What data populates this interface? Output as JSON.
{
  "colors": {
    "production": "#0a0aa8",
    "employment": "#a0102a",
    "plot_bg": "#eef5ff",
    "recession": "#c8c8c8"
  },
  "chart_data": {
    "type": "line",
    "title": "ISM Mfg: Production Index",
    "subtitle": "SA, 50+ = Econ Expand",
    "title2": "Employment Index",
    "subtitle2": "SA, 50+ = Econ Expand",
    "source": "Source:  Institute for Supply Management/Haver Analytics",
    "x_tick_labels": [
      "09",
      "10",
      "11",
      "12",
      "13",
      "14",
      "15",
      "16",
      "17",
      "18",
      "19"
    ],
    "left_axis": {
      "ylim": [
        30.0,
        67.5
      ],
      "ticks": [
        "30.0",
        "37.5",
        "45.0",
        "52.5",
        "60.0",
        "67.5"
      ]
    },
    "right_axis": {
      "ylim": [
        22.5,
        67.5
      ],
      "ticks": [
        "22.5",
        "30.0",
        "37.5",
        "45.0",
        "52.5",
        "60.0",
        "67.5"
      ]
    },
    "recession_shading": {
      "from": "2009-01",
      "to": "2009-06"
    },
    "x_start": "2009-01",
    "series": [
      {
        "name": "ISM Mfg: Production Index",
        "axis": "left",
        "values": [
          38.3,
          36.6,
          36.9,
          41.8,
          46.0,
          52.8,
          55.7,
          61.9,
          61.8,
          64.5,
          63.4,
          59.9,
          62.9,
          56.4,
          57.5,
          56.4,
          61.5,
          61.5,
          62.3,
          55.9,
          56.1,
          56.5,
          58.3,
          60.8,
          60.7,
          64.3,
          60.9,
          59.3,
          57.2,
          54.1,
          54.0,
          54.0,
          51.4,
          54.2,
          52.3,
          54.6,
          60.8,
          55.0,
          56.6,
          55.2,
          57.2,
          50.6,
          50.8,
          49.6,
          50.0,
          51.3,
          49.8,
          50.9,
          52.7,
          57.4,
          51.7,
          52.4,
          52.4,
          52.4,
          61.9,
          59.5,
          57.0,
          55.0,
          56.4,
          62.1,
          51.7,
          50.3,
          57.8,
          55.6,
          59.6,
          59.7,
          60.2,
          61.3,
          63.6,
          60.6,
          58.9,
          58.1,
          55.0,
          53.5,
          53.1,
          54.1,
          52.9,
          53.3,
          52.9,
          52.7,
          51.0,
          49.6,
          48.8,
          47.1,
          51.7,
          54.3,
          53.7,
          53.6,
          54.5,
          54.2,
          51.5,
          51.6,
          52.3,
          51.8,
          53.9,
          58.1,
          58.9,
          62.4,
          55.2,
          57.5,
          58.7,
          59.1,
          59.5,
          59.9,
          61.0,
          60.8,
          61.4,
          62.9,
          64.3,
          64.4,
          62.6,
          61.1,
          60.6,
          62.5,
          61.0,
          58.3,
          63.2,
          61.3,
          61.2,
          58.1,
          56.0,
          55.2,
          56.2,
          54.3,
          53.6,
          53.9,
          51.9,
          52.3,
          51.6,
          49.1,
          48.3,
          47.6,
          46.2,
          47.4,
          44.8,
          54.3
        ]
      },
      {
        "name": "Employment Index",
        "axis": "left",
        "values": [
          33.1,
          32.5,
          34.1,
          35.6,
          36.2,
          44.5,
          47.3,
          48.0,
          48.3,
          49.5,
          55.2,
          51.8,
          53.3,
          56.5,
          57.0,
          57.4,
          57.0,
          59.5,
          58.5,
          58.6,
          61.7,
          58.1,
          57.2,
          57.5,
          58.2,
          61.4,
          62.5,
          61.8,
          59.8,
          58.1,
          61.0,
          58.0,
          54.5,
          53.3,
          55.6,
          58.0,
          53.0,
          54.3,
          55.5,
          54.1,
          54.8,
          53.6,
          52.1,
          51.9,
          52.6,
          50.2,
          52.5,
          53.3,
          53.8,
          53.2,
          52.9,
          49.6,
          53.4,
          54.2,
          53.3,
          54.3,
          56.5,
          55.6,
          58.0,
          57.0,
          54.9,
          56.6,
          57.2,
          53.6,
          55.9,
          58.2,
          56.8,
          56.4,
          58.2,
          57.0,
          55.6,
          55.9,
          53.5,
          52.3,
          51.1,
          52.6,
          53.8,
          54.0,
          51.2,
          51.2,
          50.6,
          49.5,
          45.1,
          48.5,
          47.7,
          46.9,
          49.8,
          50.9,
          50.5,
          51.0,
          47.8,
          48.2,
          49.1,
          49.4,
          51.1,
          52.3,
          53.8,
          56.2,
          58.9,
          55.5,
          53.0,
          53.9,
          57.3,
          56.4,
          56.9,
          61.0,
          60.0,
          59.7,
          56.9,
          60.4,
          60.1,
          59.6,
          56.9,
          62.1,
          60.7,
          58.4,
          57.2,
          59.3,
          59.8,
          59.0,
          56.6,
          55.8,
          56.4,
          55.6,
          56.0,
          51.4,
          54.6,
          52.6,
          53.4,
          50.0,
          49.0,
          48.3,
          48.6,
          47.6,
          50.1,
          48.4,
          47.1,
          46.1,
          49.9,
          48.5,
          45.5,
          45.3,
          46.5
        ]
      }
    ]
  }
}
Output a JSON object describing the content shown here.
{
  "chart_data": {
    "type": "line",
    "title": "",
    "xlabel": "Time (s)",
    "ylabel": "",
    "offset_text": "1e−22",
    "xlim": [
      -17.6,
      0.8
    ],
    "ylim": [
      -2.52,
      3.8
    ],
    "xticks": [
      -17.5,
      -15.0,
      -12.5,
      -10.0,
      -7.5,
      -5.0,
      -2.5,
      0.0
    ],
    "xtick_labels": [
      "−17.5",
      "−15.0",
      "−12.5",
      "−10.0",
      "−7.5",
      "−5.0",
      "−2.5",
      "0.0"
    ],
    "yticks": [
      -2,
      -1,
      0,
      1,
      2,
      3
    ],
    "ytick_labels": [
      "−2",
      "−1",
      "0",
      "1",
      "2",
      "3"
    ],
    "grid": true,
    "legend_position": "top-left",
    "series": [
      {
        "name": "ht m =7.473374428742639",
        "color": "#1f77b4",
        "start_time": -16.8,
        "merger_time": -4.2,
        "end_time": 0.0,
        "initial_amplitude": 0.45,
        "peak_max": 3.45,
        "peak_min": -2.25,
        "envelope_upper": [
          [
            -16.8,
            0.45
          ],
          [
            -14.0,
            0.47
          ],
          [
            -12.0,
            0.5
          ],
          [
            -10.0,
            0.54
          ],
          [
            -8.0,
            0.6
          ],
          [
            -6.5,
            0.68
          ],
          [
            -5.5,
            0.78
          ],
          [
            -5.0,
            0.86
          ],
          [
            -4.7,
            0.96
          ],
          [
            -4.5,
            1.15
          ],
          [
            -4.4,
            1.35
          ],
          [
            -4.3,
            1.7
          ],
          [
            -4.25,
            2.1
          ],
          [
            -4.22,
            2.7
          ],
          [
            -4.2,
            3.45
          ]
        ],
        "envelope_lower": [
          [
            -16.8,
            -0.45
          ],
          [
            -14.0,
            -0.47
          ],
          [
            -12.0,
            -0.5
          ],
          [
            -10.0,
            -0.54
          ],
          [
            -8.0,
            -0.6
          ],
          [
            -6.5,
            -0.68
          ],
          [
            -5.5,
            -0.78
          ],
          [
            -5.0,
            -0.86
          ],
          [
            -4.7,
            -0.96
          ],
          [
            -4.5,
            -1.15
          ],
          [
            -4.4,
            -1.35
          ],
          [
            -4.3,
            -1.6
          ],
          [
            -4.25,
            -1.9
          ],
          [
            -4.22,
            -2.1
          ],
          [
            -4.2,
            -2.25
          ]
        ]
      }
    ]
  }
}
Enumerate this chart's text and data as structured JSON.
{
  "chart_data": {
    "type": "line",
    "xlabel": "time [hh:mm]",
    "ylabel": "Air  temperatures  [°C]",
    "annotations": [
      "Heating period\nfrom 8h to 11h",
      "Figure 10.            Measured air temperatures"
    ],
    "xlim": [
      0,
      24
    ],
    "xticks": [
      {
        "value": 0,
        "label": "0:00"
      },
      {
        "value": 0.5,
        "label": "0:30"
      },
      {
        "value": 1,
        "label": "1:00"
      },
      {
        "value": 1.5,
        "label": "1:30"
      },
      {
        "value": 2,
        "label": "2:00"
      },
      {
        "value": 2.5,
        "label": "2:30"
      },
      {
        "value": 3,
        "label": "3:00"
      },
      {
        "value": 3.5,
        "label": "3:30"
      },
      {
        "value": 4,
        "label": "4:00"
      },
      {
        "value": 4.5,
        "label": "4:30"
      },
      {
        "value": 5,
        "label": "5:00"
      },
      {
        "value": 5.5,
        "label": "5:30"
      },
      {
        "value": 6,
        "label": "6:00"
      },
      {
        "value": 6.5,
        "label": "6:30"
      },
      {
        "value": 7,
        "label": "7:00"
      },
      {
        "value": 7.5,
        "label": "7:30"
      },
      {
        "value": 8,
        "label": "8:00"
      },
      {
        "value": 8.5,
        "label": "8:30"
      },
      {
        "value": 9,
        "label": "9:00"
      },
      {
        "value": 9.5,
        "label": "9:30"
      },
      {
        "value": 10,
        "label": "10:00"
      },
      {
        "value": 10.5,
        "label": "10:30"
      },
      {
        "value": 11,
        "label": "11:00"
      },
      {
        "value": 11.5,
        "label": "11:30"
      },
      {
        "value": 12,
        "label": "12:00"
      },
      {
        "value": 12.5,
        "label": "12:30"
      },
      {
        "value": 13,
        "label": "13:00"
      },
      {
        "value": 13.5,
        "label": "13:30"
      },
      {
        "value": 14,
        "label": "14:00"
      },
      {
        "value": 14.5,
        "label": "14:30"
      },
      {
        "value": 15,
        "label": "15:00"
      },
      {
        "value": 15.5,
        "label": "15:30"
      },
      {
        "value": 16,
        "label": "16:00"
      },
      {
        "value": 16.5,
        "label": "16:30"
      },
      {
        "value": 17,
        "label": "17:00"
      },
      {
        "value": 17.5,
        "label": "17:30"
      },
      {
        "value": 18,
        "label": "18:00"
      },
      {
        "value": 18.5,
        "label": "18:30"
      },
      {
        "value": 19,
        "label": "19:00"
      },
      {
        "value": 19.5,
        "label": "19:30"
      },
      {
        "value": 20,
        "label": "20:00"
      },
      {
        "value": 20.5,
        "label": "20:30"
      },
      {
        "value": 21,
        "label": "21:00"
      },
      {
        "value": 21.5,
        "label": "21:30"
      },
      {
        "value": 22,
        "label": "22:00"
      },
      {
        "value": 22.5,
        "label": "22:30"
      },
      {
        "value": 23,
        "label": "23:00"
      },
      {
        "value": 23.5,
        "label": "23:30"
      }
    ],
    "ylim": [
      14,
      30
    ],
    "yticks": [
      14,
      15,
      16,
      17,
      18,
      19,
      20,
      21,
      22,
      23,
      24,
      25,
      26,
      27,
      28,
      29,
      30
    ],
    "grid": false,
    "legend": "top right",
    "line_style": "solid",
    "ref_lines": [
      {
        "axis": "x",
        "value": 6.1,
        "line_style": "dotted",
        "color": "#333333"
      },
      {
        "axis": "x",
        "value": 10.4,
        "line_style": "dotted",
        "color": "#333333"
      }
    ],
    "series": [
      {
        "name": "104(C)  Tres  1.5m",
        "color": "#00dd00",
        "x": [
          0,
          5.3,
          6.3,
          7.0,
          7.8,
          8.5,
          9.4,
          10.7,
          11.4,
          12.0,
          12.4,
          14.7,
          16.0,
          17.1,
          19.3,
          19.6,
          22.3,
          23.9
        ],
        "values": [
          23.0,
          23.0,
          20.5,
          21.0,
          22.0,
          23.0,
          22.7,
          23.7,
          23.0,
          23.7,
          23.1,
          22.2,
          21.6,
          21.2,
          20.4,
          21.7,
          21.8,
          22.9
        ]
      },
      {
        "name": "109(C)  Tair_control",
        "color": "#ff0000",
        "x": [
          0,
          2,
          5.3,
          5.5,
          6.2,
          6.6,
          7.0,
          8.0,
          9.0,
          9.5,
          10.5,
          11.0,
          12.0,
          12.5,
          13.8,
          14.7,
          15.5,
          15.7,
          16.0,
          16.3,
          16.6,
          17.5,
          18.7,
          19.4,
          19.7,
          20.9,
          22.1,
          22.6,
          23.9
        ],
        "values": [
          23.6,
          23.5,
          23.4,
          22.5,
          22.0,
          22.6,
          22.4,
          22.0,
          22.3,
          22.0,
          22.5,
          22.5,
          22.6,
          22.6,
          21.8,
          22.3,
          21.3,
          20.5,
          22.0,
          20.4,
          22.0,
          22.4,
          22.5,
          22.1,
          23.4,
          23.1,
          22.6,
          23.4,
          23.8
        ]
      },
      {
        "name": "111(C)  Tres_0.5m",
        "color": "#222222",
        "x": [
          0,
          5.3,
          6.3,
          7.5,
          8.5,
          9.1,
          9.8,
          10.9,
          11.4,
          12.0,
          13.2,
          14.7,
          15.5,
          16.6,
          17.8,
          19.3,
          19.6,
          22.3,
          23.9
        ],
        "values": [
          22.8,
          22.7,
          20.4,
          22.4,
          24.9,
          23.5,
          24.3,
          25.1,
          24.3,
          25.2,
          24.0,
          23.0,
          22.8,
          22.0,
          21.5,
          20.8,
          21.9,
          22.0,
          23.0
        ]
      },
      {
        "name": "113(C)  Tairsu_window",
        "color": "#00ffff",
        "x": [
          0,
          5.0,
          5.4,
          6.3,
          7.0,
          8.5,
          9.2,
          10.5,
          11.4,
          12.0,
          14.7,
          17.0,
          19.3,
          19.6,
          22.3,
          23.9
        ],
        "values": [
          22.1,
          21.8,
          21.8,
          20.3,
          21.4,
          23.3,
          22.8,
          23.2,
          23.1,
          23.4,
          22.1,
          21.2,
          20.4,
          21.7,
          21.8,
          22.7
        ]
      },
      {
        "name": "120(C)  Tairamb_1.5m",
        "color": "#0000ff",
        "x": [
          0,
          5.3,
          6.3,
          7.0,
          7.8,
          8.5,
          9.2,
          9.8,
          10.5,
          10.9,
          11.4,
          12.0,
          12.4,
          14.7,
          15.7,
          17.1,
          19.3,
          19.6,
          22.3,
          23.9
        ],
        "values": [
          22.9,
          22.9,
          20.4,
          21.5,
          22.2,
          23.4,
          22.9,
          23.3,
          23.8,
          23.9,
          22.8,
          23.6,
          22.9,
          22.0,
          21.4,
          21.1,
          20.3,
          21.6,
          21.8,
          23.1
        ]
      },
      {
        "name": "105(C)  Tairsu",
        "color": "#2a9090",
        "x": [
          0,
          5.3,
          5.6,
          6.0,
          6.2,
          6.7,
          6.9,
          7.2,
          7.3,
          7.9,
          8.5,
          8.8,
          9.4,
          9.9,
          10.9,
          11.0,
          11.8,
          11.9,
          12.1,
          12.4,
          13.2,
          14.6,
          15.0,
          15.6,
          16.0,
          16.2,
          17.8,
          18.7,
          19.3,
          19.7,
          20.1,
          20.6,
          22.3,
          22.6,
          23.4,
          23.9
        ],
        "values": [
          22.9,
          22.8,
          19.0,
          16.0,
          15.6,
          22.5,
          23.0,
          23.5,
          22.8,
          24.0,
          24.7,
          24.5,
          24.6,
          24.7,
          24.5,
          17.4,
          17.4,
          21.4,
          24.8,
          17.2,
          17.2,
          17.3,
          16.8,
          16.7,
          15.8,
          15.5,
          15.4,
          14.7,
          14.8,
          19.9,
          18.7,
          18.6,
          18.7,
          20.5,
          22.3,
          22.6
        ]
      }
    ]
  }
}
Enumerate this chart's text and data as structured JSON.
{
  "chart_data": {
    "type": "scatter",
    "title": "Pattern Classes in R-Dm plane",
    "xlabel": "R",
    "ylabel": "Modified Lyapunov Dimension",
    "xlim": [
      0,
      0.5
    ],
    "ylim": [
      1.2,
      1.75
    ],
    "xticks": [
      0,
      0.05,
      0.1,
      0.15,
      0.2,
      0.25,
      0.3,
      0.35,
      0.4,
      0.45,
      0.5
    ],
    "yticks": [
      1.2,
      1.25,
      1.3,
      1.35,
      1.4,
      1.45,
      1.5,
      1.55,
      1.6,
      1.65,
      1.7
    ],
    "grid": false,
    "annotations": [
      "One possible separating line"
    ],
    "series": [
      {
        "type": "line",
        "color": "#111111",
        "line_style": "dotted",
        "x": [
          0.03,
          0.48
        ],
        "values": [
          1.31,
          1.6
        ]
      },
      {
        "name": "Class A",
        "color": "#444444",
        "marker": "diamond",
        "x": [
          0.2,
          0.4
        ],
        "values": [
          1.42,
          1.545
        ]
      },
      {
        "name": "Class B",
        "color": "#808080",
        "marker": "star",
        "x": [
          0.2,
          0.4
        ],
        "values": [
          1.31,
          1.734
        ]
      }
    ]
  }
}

■ **Written exercise**
Go through the listing above and locate each line that holds the word "temperatures". Copy those lines.

■ **Solution to this problem**
    "ylabel": "Air  temperatures  [°C]",
      "Figure 10.            Measured air temperatures"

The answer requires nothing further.